> [Task prompt]:
Within the listing that follows, reproduce exactly the lines starting at the line with "What data was" and ending at the line with "Extract the structured", inclusive, and only those. Pictures are dropped.

> [Exercise inputs]:
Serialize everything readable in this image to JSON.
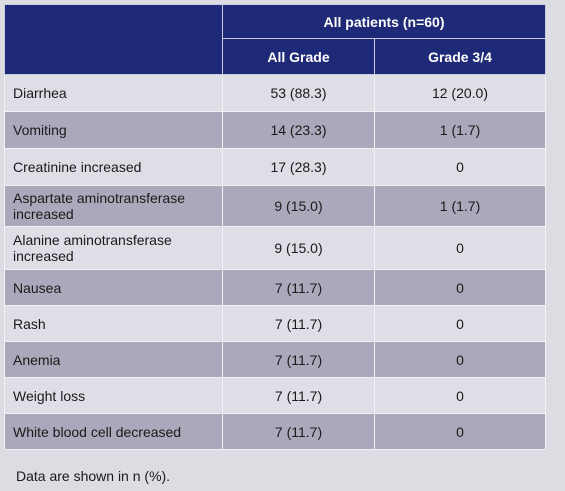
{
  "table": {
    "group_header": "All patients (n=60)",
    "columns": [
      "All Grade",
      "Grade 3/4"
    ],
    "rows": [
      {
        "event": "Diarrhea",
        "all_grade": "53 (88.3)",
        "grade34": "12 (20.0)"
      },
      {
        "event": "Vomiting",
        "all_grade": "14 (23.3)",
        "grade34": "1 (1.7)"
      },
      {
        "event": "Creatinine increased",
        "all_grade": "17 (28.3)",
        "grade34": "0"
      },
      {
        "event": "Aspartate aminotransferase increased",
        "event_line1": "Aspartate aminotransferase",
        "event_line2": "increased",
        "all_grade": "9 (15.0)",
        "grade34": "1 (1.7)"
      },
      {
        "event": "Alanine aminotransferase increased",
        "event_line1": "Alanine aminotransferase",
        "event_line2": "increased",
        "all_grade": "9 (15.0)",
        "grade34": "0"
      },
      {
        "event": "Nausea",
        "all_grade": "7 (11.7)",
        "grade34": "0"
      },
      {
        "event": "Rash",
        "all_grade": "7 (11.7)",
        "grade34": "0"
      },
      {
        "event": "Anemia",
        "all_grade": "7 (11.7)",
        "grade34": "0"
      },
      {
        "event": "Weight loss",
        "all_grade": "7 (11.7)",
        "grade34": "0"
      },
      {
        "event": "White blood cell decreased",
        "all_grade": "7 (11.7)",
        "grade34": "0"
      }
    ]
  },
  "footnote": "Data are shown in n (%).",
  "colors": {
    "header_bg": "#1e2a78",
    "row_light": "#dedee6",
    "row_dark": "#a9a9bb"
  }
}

---

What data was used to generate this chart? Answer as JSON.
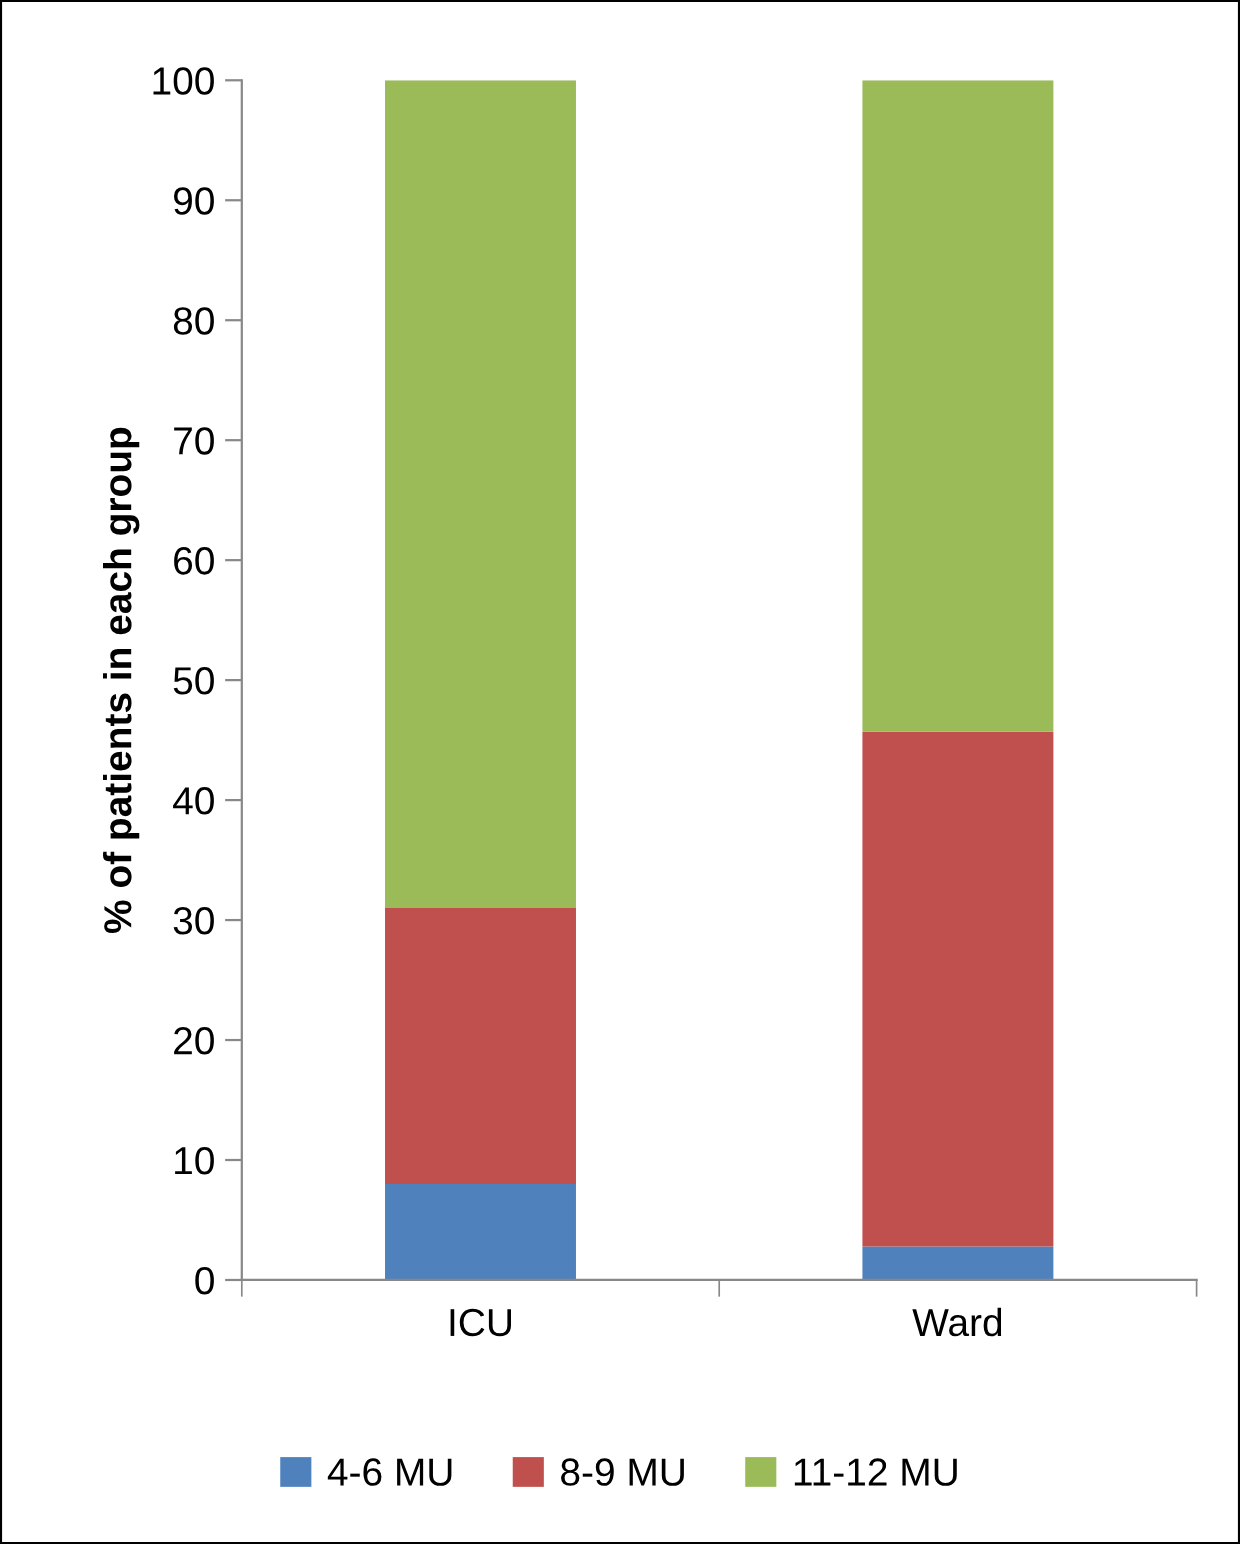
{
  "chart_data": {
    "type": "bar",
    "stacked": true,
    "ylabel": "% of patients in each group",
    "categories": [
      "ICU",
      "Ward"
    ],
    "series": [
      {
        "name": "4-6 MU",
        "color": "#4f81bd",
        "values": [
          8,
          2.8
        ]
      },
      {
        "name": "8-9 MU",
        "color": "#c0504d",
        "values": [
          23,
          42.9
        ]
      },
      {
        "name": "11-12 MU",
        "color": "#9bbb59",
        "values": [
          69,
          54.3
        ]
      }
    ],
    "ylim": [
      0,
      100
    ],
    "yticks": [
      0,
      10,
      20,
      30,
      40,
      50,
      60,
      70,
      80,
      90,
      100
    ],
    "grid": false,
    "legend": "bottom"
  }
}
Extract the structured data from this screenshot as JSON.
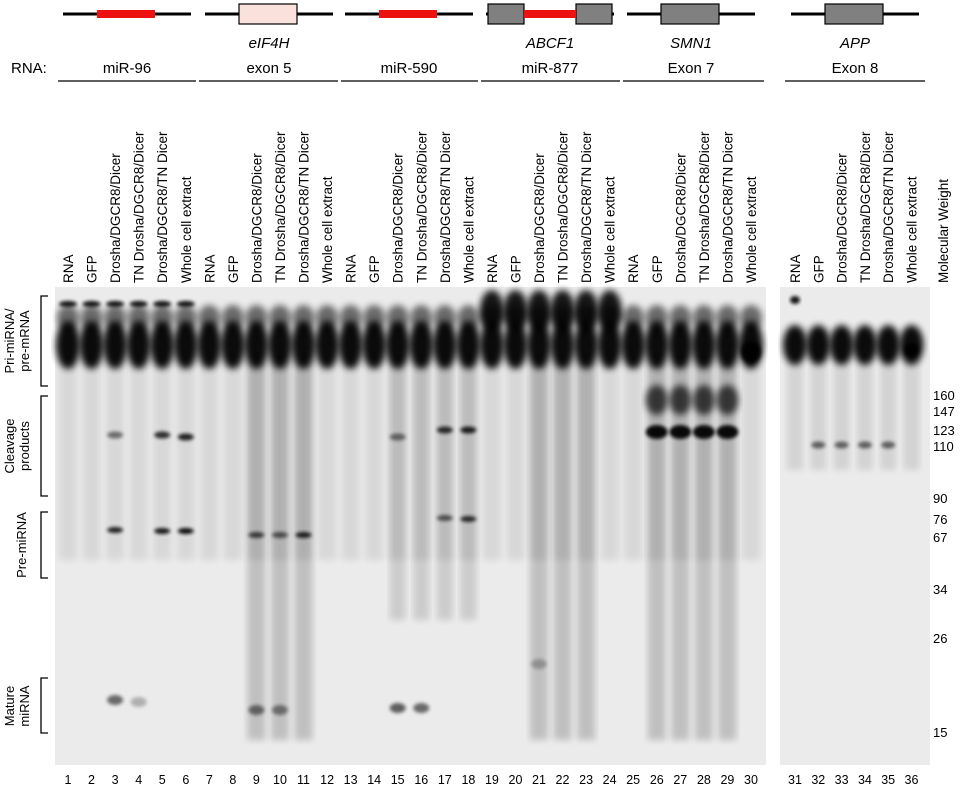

> [Response box]:
What data was used to generate this chart? Answer as JSON.
{
  "chart_data": {
    "type": "bar",
    "stacked": true,
    "ylabel": "% of patients in each group",
    "categories": [
      "ICU",
      "Ward"
    ],
    "series": [
      {
        "name": "4-6 MU",
        "color": "#4f81bd",
        "values": [
          8,
          2.8
        ]
      },
      {
        "name": "8-9 MU",
        "color": "#c0504d",
        "values": [
          23,
          42.9
        ]
      },
      {
        "name": "11-12 MU",
        "color": "#9bbb59",
        "values": [
          69,
          54.3
        ]
      }
    ],
    "ylim": [
      0,
      100
    ],
    "yticks": [
      0,
      10,
      20,
      30,
      40,
      50,
      60,
      70,
      80,
      90,
      100
    ],
    "grid": false,
    "legend": "bottom"
  }
}
Extract the structured data from this screenshot as JSON.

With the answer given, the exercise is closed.